### WHAT IS ASKED
In the listing below, locate the lines that hold the string "kommun". Copy those lines.

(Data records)
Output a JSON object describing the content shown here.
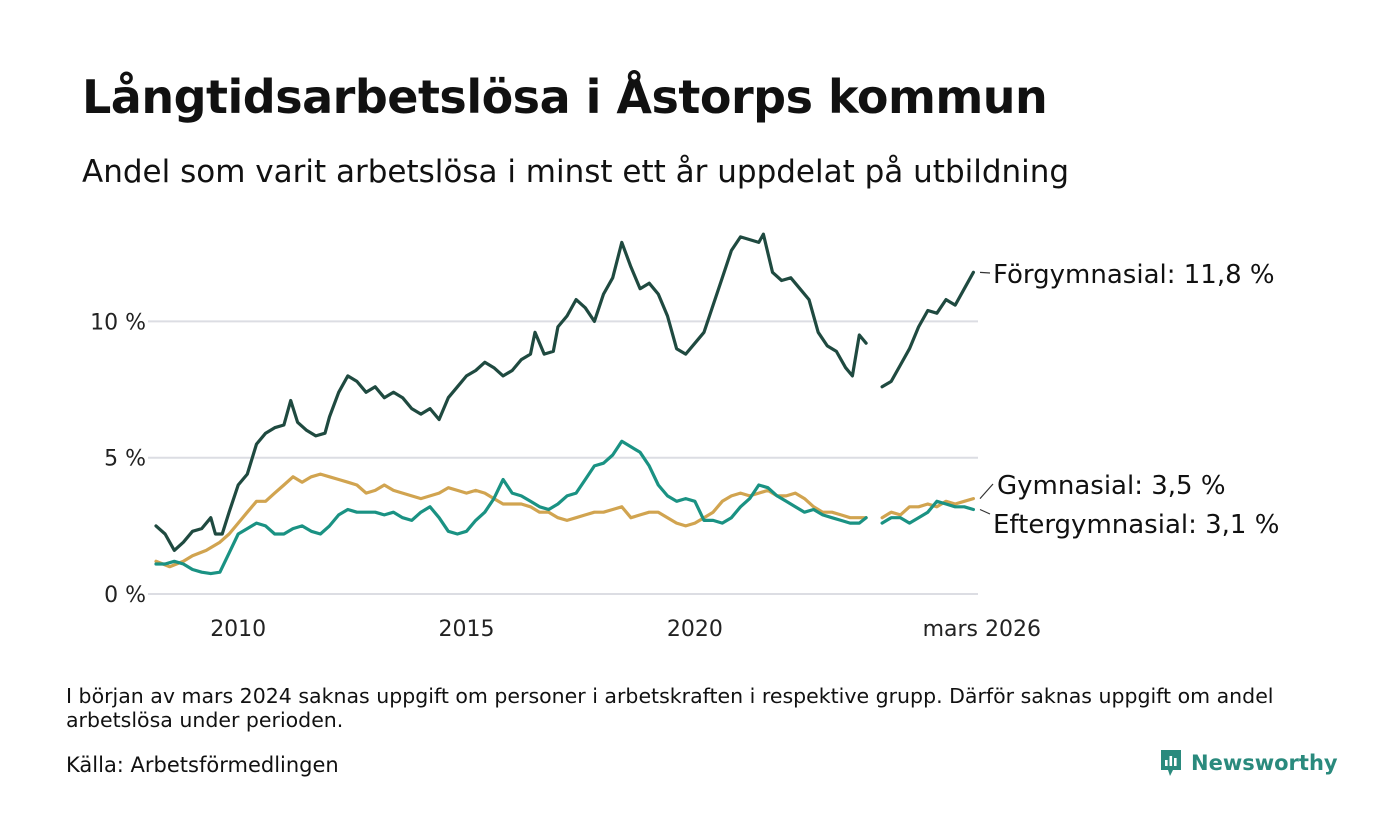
{
  "title": "Långtidsarbetslösa i Åstorps kommun",
  "subtitle": "Andel som varit arbetslösa i minst ett år uppdelat på utbildning",
  "note": "I början av mars 2024 saknas uppgift om personer i arbetskraften i respektive grupp. Därför saknas uppgift om andel arbetslösa under perioden.",
  "source": "Källa: Arbetsförmedlingen",
  "brand": "Newsworthy",
  "colors": {
    "forgymnasial": "#1f4a40",
    "gymnasial": "#d1a450",
    "eftergymnasial": "#1a9283",
    "grid": "#dcdde3",
    "brand": "#2a8a7d"
  },
  "chart_data": {
    "type": "line",
    "title": "Långtidsarbetslösa i Åstorps kommun",
    "xlabel": "",
    "ylabel": "",
    "xlim": [
      2008.2,
      2026.2
    ],
    "ylim": [
      0,
      13.5
    ],
    "y_ticks": [
      {
        "value": 0,
        "label": "0 %"
      },
      {
        "value": 5,
        "label": "5 %"
      },
      {
        "value": 10,
        "label": "10 %"
      }
    ],
    "x_ticks": [
      {
        "value": 2010,
        "label": "2010"
      },
      {
        "value": 2015,
        "label": "2015"
      },
      {
        "value": 2020,
        "label": "2020"
      },
      {
        "value": 2026.2,
        "label": "mars 2026"
      }
    ],
    "gap": [
      2023.8,
      2024.1
    ],
    "series": [
      {
        "name": "Förgymnasial",
        "color_key": "forgymnasial",
        "end_label": "Förgymnasial: 11,8 %",
        "points": [
          [
            2008.2,
            2.5
          ],
          [
            2008.4,
            2.2
          ],
          [
            2008.6,
            1.6
          ],
          [
            2008.8,
            1.9
          ],
          [
            2009.0,
            2.3
          ],
          [
            2009.2,
            2.4
          ],
          [
            2009.4,
            2.8
          ],
          [
            2009.5,
            2.2
          ],
          [
            2009.65,
            2.2
          ],
          [
            2009.8,
            3.0
          ],
          [
            2010.0,
            4.0
          ],
          [
            2010.2,
            4.4
          ],
          [
            2010.4,
            5.5
          ],
          [
            2010.6,
            5.9
          ],
          [
            2010.8,
            6.1
          ],
          [
            2011.0,
            6.2
          ],
          [
            2011.15,
            7.1
          ],
          [
            2011.3,
            6.3
          ],
          [
            2011.5,
            6.0
          ],
          [
            2011.7,
            5.8
          ],
          [
            2011.9,
            5.9
          ],
          [
            2012.0,
            6.5
          ],
          [
            2012.2,
            7.4
          ],
          [
            2012.4,
            8.0
          ],
          [
            2012.6,
            7.8
          ],
          [
            2012.8,
            7.4
          ],
          [
            2013.0,
            7.6
          ],
          [
            2013.2,
            7.2
          ],
          [
            2013.4,
            7.4
          ],
          [
            2013.6,
            7.2
          ],
          [
            2013.8,
            6.8
          ],
          [
            2014.0,
            6.6
          ],
          [
            2014.2,
            6.8
          ],
          [
            2014.4,
            6.4
          ],
          [
            2014.6,
            7.2
          ],
          [
            2014.8,
            7.6
          ],
          [
            2015.0,
            8.0
          ],
          [
            2015.2,
            8.2
          ],
          [
            2015.4,
            8.5
          ],
          [
            2015.6,
            8.3
          ],
          [
            2015.8,
            8.0
          ],
          [
            2016.0,
            8.2
          ],
          [
            2016.2,
            8.6
          ],
          [
            2016.4,
            8.8
          ],
          [
            2016.5,
            9.6
          ],
          [
            2016.7,
            8.8
          ],
          [
            2016.9,
            8.9
          ],
          [
            2017.0,
            9.8
          ],
          [
            2017.2,
            10.2
          ],
          [
            2017.4,
            10.8
          ],
          [
            2017.6,
            10.5
          ],
          [
            2017.8,
            10.0
          ],
          [
            2018.0,
            11.0
          ],
          [
            2018.2,
            11.6
          ],
          [
            2018.4,
            12.9
          ],
          [
            2018.6,
            12.0
          ],
          [
            2018.8,
            11.2
          ],
          [
            2019.0,
            11.4
          ],
          [
            2019.2,
            11.0
          ],
          [
            2019.4,
            10.2
          ],
          [
            2019.6,
            9.0
          ],
          [
            2019.8,
            8.8
          ],
          [
            2020.0,
            9.2
          ],
          [
            2020.2,
            9.6
          ],
          [
            2020.4,
            10.6
          ],
          [
            2020.6,
            11.6
          ],
          [
            2020.8,
            12.6
          ],
          [
            2021.0,
            13.1
          ],
          [
            2021.2,
            13.0
          ],
          [
            2021.4,
            12.9
          ],
          [
            2021.5,
            13.2
          ],
          [
            2021.7,
            11.8
          ],
          [
            2021.9,
            11.5
          ],
          [
            2022.1,
            11.6
          ],
          [
            2022.3,
            11.2
          ],
          [
            2022.5,
            10.8
          ],
          [
            2022.7,
            9.6
          ],
          [
            2022.9,
            9.1
          ],
          [
            2023.1,
            8.9
          ],
          [
            2023.3,
            8.3
          ],
          [
            2023.45,
            8.0
          ],
          [
            2023.6,
            9.5
          ],
          [
            2023.75,
            9.2
          ],
          null,
          [
            2024.1,
            7.6
          ],
          [
            2024.3,
            7.8
          ],
          [
            2024.5,
            8.4
          ],
          [
            2024.7,
            9.0
          ],
          [
            2024.9,
            9.8
          ],
          [
            2025.1,
            10.4
          ],
          [
            2025.3,
            10.3
          ],
          [
            2025.5,
            10.8
          ],
          [
            2025.7,
            10.6
          ],
          [
            2025.9,
            11.2
          ],
          [
            2026.1,
            11.8
          ]
        ]
      },
      {
        "name": "Gymnasial",
        "color_key": "gymnasial",
        "end_label": "Gymnasial:  3,5 %",
        "points": [
          [
            2008.2,
            1.2
          ],
          [
            2008.5,
            1.0
          ],
          [
            2008.8,
            1.2
          ],
          [
            2009.0,
            1.4
          ],
          [
            2009.3,
            1.6
          ],
          [
            2009.6,
            1.9
          ],
          [
            2009.8,
            2.2
          ],
          [
            2010.0,
            2.6
          ],
          [
            2010.2,
            3.0
          ],
          [
            2010.4,
            3.4
          ],
          [
            2010.6,
            3.4
          ],
          [
            2010.8,
            3.7
          ],
          [
            2011.0,
            4.0
          ],
          [
            2011.2,
            4.3
          ],
          [
            2011.4,
            4.1
          ],
          [
            2011.6,
            4.3
          ],
          [
            2011.8,
            4.4
          ],
          [
            2012.0,
            4.3
          ],
          [
            2012.2,
            4.2
          ],
          [
            2012.4,
            4.1
          ],
          [
            2012.6,
            4.0
          ],
          [
            2012.8,
            3.7
          ],
          [
            2013.0,
            3.8
          ],
          [
            2013.2,
            4.0
          ],
          [
            2013.4,
            3.8
          ],
          [
            2013.6,
            3.7
          ],
          [
            2013.8,
            3.6
          ],
          [
            2014.0,
            3.5
          ],
          [
            2014.2,
            3.6
          ],
          [
            2014.4,
            3.7
          ],
          [
            2014.6,
            3.9
          ],
          [
            2014.8,
            3.8
          ],
          [
            2015.0,
            3.7
          ],
          [
            2015.2,
            3.8
          ],
          [
            2015.4,
            3.7
          ],
          [
            2015.6,
            3.5
          ],
          [
            2015.8,
            3.3
          ],
          [
            2016.0,
            3.3
          ],
          [
            2016.2,
            3.3
          ],
          [
            2016.4,
            3.2
          ],
          [
            2016.6,
            3.0
          ],
          [
            2016.8,
            3.0
          ],
          [
            2017.0,
            2.8
          ],
          [
            2017.2,
            2.7
          ],
          [
            2017.4,
            2.8
          ],
          [
            2017.6,
            2.9
          ],
          [
            2017.8,
            3.0
          ],
          [
            2018.0,
            3.0
          ],
          [
            2018.2,
            3.1
          ],
          [
            2018.4,
            3.2
          ],
          [
            2018.6,
            2.8
          ],
          [
            2018.8,
            2.9
          ],
          [
            2019.0,
            3.0
          ],
          [
            2019.2,
            3.0
          ],
          [
            2019.4,
            2.8
          ],
          [
            2019.6,
            2.6
          ],
          [
            2019.8,
            2.5
          ],
          [
            2020.0,
            2.6
          ],
          [
            2020.2,
            2.8
          ],
          [
            2020.4,
            3.0
          ],
          [
            2020.6,
            3.4
          ],
          [
            2020.8,
            3.6
          ],
          [
            2021.0,
            3.7
          ],
          [
            2021.2,
            3.6
          ],
          [
            2021.4,
            3.7
          ],
          [
            2021.6,
            3.8
          ],
          [
            2021.8,
            3.6
          ],
          [
            2022.0,
            3.6
          ],
          [
            2022.2,
            3.7
          ],
          [
            2022.4,
            3.5
          ],
          [
            2022.6,
            3.2
          ],
          [
            2022.8,
            3.0
          ],
          [
            2023.0,
            3.0
          ],
          [
            2023.2,
            2.9
          ],
          [
            2023.4,
            2.8
          ],
          [
            2023.6,
            2.8
          ],
          [
            2023.75,
            2.8
          ],
          null,
          [
            2024.1,
            2.8
          ],
          [
            2024.3,
            3.0
          ],
          [
            2024.5,
            2.9
          ],
          [
            2024.7,
            3.2
          ],
          [
            2024.9,
            3.2
          ],
          [
            2025.1,
            3.3
          ],
          [
            2025.3,
            3.2
          ],
          [
            2025.5,
            3.4
          ],
          [
            2025.7,
            3.3
          ],
          [
            2025.9,
            3.4
          ],
          [
            2026.1,
            3.5
          ]
        ]
      },
      {
        "name": "Eftergymnasial",
        "color_key": "eftergymnasial",
        "end_label": "Eftergymnasial:  3,1 %",
        "points": [
          [
            2008.2,
            1.1
          ],
          [
            2008.4,
            1.1
          ],
          [
            2008.6,
            1.2
          ],
          [
            2008.8,
            1.1
          ],
          [
            2009.0,
            0.9
          ],
          [
            2009.2,
            0.8
          ],
          [
            2009.4,
            0.75
          ],
          [
            2009.6,
            0.8
          ],
          [
            2009.8,
            1.5
          ],
          [
            2010.0,
            2.2
          ],
          [
            2010.2,
            2.4
          ],
          [
            2010.4,
            2.6
          ],
          [
            2010.6,
            2.5
          ],
          [
            2010.8,
            2.2
          ],
          [
            2011.0,
            2.2
          ],
          [
            2011.2,
            2.4
          ],
          [
            2011.4,
            2.5
          ],
          [
            2011.6,
            2.3
          ],
          [
            2011.8,
            2.2
          ],
          [
            2012.0,
            2.5
          ],
          [
            2012.2,
            2.9
          ],
          [
            2012.4,
            3.1
          ],
          [
            2012.6,
            3.0
          ],
          [
            2012.8,
            3.0
          ],
          [
            2013.0,
            3.0
          ],
          [
            2013.2,
            2.9
          ],
          [
            2013.4,
            3.0
          ],
          [
            2013.6,
            2.8
          ],
          [
            2013.8,
            2.7
          ],
          [
            2014.0,
            3.0
          ],
          [
            2014.2,
            3.2
          ],
          [
            2014.4,
            2.8
          ],
          [
            2014.6,
            2.3
          ],
          [
            2014.8,
            2.2
          ],
          [
            2015.0,
            2.3
          ],
          [
            2015.2,
            2.7
          ],
          [
            2015.4,
            3.0
          ],
          [
            2015.6,
            3.5
          ],
          [
            2015.8,
            4.2
          ],
          [
            2016.0,
            3.7
          ],
          [
            2016.2,
            3.6
          ],
          [
            2016.4,
            3.4
          ],
          [
            2016.6,
            3.2
          ],
          [
            2016.8,
            3.1
          ],
          [
            2017.0,
            3.3
          ],
          [
            2017.2,
            3.6
          ],
          [
            2017.4,
            3.7
          ],
          [
            2017.6,
            4.2
          ],
          [
            2017.8,
            4.7
          ],
          [
            2018.0,
            4.8
          ],
          [
            2018.2,
            5.1
          ],
          [
            2018.4,
            5.6
          ],
          [
            2018.6,
            5.4
          ],
          [
            2018.8,
            5.2
          ],
          [
            2019.0,
            4.7
          ],
          [
            2019.2,
            4.0
          ],
          [
            2019.4,
            3.6
          ],
          [
            2019.6,
            3.4
          ],
          [
            2019.8,
            3.5
          ],
          [
            2020.0,
            3.4
          ],
          [
            2020.2,
            2.7
          ],
          [
            2020.4,
            2.7
          ],
          [
            2020.6,
            2.6
          ],
          [
            2020.8,
            2.8
          ],
          [
            2021.0,
            3.2
          ],
          [
            2021.2,
            3.5
          ],
          [
            2021.4,
            4.0
          ],
          [
            2021.6,
            3.9
          ],
          [
            2021.8,
            3.6
          ],
          [
            2022.0,
            3.4
          ],
          [
            2022.2,
            3.2
          ],
          [
            2022.4,
            3.0
          ],
          [
            2022.6,
            3.1
          ],
          [
            2022.8,
            2.9
          ],
          [
            2023.0,
            2.8
          ],
          [
            2023.2,
            2.7
          ],
          [
            2023.4,
            2.6
          ],
          [
            2023.6,
            2.6
          ],
          [
            2023.75,
            2.8
          ],
          null,
          [
            2024.1,
            2.6
          ],
          [
            2024.3,
            2.8
          ],
          [
            2024.5,
            2.8
          ],
          [
            2024.7,
            2.6
          ],
          [
            2024.9,
            2.8
          ],
          [
            2025.1,
            3.0
          ],
          [
            2025.3,
            3.4
          ],
          [
            2025.5,
            3.3
          ],
          [
            2025.7,
            3.2
          ],
          [
            2025.9,
            3.2
          ],
          [
            2026.1,
            3.1
          ]
        ]
      }
    ]
  }
}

### TASK RESULT
  "title": "Långtidsarbetslösa i Åstorps kommun",
    "title": "Långtidsarbetslösa i Åstorps kommun",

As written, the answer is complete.